=== AIM ===
Reproduce every entry below precisely. Pictures are excluded from the copy.

------------------------------------------------------------------------

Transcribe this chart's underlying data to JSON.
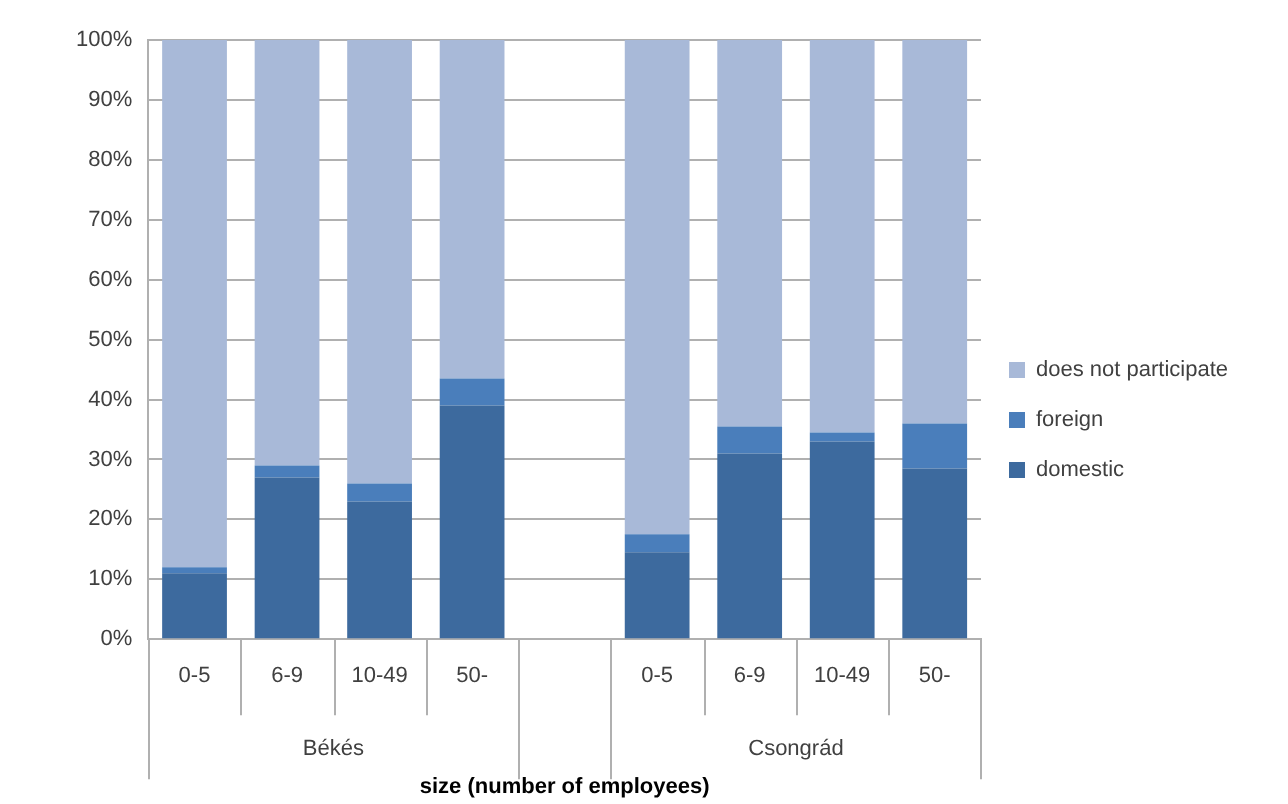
{
  "chart_data": {
    "type": "bar",
    "stacked": true,
    "xlabel": "size (number of employees)",
    "categories": [
      "0-5",
      "6-9",
      "10-49",
      "50-",
      null,
      "0-5",
      "6-9",
      "10-49",
      "50-"
    ],
    "annotations": [
      "Békés",
      "Csongrád"
    ],
    "series": [
      {
        "name": "domestic",
        "color": "#3d6a9e",
        "values": [
          11,
          27,
          23,
          39,
          null,
          14.5,
          31,
          33,
          28.5
        ]
      },
      {
        "name": "foreign",
        "color": "#4a7ebb",
        "values": [
          1,
          2,
          3,
          4.5,
          null,
          3,
          4.5,
          1.5,
          7.5
        ]
      },
      {
        "name": "does not participate",
        "color": "#a8b9d8",
        "values": [
          88,
          71,
          74,
          56.5,
          null,
          82.5,
          64.5,
          65.5,
          64
        ]
      }
    ],
    "ylim": [
      0,
      100
    ],
    "yticks": [
      {
        "value": 0,
        "label": "0%"
      },
      {
        "value": 10,
        "label": "10%"
      },
      {
        "value": 20,
        "label": "20%"
      },
      {
        "value": 30,
        "label": "30%"
      },
      {
        "value": 40,
        "label": "40%"
      },
      {
        "value": 50,
        "label": "50%"
      },
      {
        "value": 60,
        "label": "60%"
      },
      {
        "value": 70,
        "label": "70%"
      },
      {
        "value": 80,
        "label": "80%"
      },
      {
        "value": 90,
        "label": "90%"
      },
      {
        "value": 100,
        "label": "100%"
      }
    ],
    "grid": "y",
    "legend": "right"
  }
}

------------------------------------------------------------------------

=== EXERCISE RESPONSE ===
Transcribe this chart's underlying data to JSON.
{
  "chart_data": {
    "type": "bar",
    "stacked": true,
    "xlabel": "size (number of employees)",
    "categories": [
      "0-5",
      "6-9",
      "10-49",
      "50-",
      null,
      "0-5",
      "6-9",
      "10-49",
      "50-"
    ],
    "annotations": [
      "Békés",
      "Csongrád"
    ],
    "series": [
      {
        "name": "domestic",
        "color": "#3d6a9e",
        "values": [
          11,
          27,
          23,
          39,
          null,
          14.5,
          31,
          33,
          28.5
        ]
      },
      {
        "name": "foreign",
        "color": "#4a7ebb",
        "values": [
          1,
          2,
          3,
          4.5,
          null,
          3,
          4.5,
          1.5,
          7.5
        ]
      },
      {
        "name": "does not participate",
        "color": "#a8b9d8",
        "values": [
          88,
          71,
          74,
          56.5,
          null,
          82.5,
          64.5,
          65.5,
          64
        ]
      }
    ],
    "ylim": [
      0,
      100
    ],
    "yticks": [
      {
        "value": 0,
        "label": "0%"
      },
      {
        "value": 10,
        "label": "10%"
      },
      {
        "value": 20,
        "label": "20%"
      },
      {
        "value": 30,
        "label": "30%"
      },
      {
        "value": 40,
        "label": "40%"
      },
      {
        "value": 50,
        "label": "50%"
      },
      {
        "value": 60,
        "label": "60%"
      },
      {
        "value": 70,
        "label": "70%"
      },
      {
        "value": 80,
        "label": "80%"
      },
      {
        "value": 90,
        "label": "90%"
      },
      {
        "value": 100,
        "label": "100%"
      }
    ],
    "grid": "y",
    "legend": "right"
  }
}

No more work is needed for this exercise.